[Stored data]
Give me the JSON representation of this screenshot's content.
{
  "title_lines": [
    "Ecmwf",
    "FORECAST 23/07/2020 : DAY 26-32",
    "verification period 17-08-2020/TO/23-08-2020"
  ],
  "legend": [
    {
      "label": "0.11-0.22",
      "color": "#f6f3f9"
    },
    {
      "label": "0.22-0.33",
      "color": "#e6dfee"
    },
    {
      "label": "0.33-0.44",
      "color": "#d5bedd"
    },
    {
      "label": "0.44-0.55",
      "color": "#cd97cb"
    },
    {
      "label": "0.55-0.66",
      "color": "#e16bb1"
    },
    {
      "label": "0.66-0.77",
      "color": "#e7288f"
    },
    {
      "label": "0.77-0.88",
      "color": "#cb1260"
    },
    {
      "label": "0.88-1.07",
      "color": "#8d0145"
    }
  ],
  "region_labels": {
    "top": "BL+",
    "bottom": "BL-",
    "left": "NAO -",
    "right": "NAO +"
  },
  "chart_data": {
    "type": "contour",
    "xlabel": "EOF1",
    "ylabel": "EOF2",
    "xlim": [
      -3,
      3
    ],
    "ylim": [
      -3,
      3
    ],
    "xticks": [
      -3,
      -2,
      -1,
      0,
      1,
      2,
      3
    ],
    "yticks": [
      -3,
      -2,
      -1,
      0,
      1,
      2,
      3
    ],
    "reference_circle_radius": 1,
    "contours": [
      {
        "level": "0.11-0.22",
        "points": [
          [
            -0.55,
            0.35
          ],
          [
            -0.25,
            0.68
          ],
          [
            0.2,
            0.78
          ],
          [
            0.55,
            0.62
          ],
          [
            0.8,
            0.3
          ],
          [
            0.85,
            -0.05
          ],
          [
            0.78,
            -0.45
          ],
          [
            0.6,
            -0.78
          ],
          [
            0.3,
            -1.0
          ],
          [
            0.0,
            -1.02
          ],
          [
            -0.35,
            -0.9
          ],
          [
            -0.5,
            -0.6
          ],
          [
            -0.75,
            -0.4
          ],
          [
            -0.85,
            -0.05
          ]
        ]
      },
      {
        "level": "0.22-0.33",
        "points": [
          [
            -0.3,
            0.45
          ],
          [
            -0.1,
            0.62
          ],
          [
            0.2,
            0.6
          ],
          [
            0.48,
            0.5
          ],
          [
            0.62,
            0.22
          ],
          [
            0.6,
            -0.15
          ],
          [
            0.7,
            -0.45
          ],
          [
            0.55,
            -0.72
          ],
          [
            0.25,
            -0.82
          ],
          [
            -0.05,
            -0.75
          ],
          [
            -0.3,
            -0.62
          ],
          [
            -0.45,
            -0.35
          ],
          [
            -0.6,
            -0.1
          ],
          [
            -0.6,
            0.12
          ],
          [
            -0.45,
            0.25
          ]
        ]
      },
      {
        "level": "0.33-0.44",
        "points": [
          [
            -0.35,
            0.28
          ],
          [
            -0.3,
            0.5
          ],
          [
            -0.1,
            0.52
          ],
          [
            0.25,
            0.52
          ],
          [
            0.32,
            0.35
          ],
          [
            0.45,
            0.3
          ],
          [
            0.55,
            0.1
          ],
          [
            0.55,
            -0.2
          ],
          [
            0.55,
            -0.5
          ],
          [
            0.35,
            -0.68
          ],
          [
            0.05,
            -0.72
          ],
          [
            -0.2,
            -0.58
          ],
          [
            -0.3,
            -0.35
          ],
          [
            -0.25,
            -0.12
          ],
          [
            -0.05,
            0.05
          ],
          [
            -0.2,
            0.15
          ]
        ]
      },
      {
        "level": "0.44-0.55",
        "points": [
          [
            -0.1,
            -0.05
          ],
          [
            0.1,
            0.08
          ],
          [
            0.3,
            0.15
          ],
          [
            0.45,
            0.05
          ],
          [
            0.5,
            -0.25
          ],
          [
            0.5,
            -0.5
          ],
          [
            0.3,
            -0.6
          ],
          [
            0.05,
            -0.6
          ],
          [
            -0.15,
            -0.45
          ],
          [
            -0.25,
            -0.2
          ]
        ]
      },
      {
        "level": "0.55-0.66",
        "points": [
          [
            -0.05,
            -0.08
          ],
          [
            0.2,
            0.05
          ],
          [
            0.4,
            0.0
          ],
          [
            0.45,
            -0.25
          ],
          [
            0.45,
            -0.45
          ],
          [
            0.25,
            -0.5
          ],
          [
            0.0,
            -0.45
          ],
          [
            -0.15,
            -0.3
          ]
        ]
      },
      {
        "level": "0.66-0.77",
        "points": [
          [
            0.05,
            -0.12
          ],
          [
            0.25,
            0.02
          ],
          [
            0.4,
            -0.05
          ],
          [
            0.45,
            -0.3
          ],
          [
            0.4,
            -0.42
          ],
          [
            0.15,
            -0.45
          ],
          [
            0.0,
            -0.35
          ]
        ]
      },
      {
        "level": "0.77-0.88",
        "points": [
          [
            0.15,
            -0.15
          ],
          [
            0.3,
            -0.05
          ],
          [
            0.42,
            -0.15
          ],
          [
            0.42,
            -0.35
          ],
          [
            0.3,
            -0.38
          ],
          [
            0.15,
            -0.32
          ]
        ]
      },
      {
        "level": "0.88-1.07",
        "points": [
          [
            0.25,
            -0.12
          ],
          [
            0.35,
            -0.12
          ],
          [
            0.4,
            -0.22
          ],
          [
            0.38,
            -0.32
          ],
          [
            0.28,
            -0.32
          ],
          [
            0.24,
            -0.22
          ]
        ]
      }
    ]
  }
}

• [STATED TASK]:
Reproduce the full listing word for word.

• [THE ANSWER]:
Give me the JSON representation of this screenshot's content.
{
  "title_lines": [
    "Ecmwf",
    "FORECAST 23/07/2020 : DAY 26-32",
    "verification period 17-08-2020/TO/23-08-2020"
  ],
  "legend": [
    {
      "label": "0.11-0.22",
      "color": "#f6f3f9"
    },
    {
      "label": "0.22-0.33",
      "color": "#e6dfee"
    },
    {
      "label": "0.33-0.44",
      "color": "#d5bedd"
    },
    {
      "label": "0.44-0.55",
      "color": "#cd97cb"
    },
    {
      "label": "0.55-0.66",
      "color": "#e16bb1"
    },
    {
      "label": "0.66-0.77",
      "color": "#e7288f"
    },
    {
      "label": "0.77-0.88",
      "color": "#cb1260"
    },
    {
      "label": "0.88-1.07",
      "color": "#8d0145"
    }
  ],
  "region_labels": {
    "top": "BL+",
    "bottom": "BL-",
    "left": "NAO -",
    "right": "NAO +"
  },
  "chart_data": {
    "type": "contour",
    "xlabel": "EOF1",
    "ylabel": "EOF2",
    "xlim": [
      -3,
      3
    ],
    "ylim": [
      -3,
      3
    ],
    "xticks": [
      -3,
      -2,
      -1,
      0,
      1,
      2,
      3
    ],
    "yticks": [
      -3,
      -2,
      -1,
      0,
      1,
      2,
      3
    ],
    "reference_circle_radius": 1,
    "contours": [
      {
        "level": "0.11-0.22",
        "points": [
          [
            -0.55,
            0.35
          ],
          [
            -0.25,
            0.68
          ],
          [
            0.2,
            0.78
          ],
          [
            0.55,
            0.62
          ],
          [
            0.8,
            0.3
          ],
          [
            0.85,
            -0.05
          ],
          [
            0.78,
            -0.45
          ],
          [
            0.6,
            -0.78
          ],
          [
            0.3,
            -1.0
          ],
          [
            0.0,
            -1.02
          ],
          [
            -0.35,
            -0.9
          ],
          [
            -0.5,
            -0.6
          ],
          [
            -0.75,
            -0.4
          ],
          [
            -0.85,
            -0.05
          ]
        ]
      },
      {
        "level": "0.22-0.33",
        "points": [
          [
            -0.3,
            0.45
          ],
          [
            -0.1,
            0.62
          ],
          [
            0.2,
            0.6
          ],
          [
            0.48,
            0.5
          ],
          [
            0.62,
            0.22
          ],
          [
            0.6,
            -0.15
          ],
          [
            0.7,
            -0.45
          ],
          [
            0.55,
            -0.72
          ],
          [
            0.25,
            -0.82
          ],
          [
            -0.05,
            -0.75
          ],
          [
            -0.3,
            -0.62
          ],
          [
            -0.45,
            -0.35
          ],
          [
            -0.6,
            -0.1
          ],
          [
            -0.6,
            0.12
          ],
          [
            -0.45,
            0.25
          ]
        ]
      },
      {
        "level": "0.33-0.44",
        "points": [
          [
            -0.35,
            0.28
          ],
          [
            -0.3,
            0.5
          ],
          [
            -0.1,
            0.52
          ],
          [
            0.25,
            0.52
          ],
          [
            0.32,
            0.35
          ],
          [
            0.45,
            0.3
          ],
          [
            0.55,
            0.1
          ],
          [
            0.55,
            -0.2
          ],
          [
            0.55,
            -0.5
          ],
          [
            0.35,
            -0.68
          ],
          [
            0.05,
            -0.72
          ],
          [
            -0.2,
            -0.58
          ],
          [
            -0.3,
            -0.35
          ],
          [
            -0.25,
            -0.12
          ],
          [
            -0.05,
            0.05
          ],
          [
            -0.2,
            0.15
          ]
        ]
      },
      {
        "level": "0.44-0.55",
        "points": [
          [
            -0.1,
            -0.05
          ],
          [
            0.1,
            0.08
          ],
          [
            0.3,
            0.15
          ],
          [
            0.45,
            0.05
          ],
          [
            0.5,
            -0.25
          ],
          [
            0.5,
            -0.5
          ],
          [
            0.3,
            -0.6
          ],
          [
            0.05,
            -0.6
          ],
          [
            -0.15,
            -0.45
          ],
          [
            -0.25,
            -0.2
          ]
        ]
      },
      {
        "level": "0.55-0.66",
        "points": [
          [
            -0.05,
            -0.08
          ],
          [
            0.2,
            0.05
          ],
          [
            0.4,
            0.0
          ],
          [
            0.45,
            -0.25
          ],
          [
            0.45,
            -0.45
          ],
          [
            0.25,
            -0.5
          ],
          [
            0.0,
            -0.45
          ],
          [
            -0.15,
            -0.3
          ]
        ]
      },
      {
        "level": "0.66-0.77",
        "points": [
          [
            0.05,
            -0.12
          ],
          [
            0.25,
            0.02
          ],
          [
            0.4,
            -0.05
          ],
          [
            0.45,
            -0.3
          ],
          [
            0.4,
            -0.42
          ],
          [
            0.15,
            -0.45
          ],
          [
            0.0,
            -0.35
          ]
        ]
      },
      {
        "level": "0.77-0.88",
        "points": [
          [
            0.15,
            -0.15
          ],
          [
            0.3,
            -0.05
          ],
          [
            0.42,
            -0.15
          ],
          [
            0.42,
            -0.35
          ],
          [
            0.3,
            -0.38
          ],
          [
            0.15,
            -0.32
          ]
        ]
      },
      {
        "level": "0.88-1.07",
        "points": [
          [
            0.25,
            -0.12
          ],
          [
            0.35,
            -0.12
          ],
          [
            0.4,
            -0.22
          ],
          [
            0.38,
            -0.32
          ],
          [
            0.28,
            -0.32
          ],
          [
            0.24,
            -0.22
          ]
        ]
      }
    ]
  }
}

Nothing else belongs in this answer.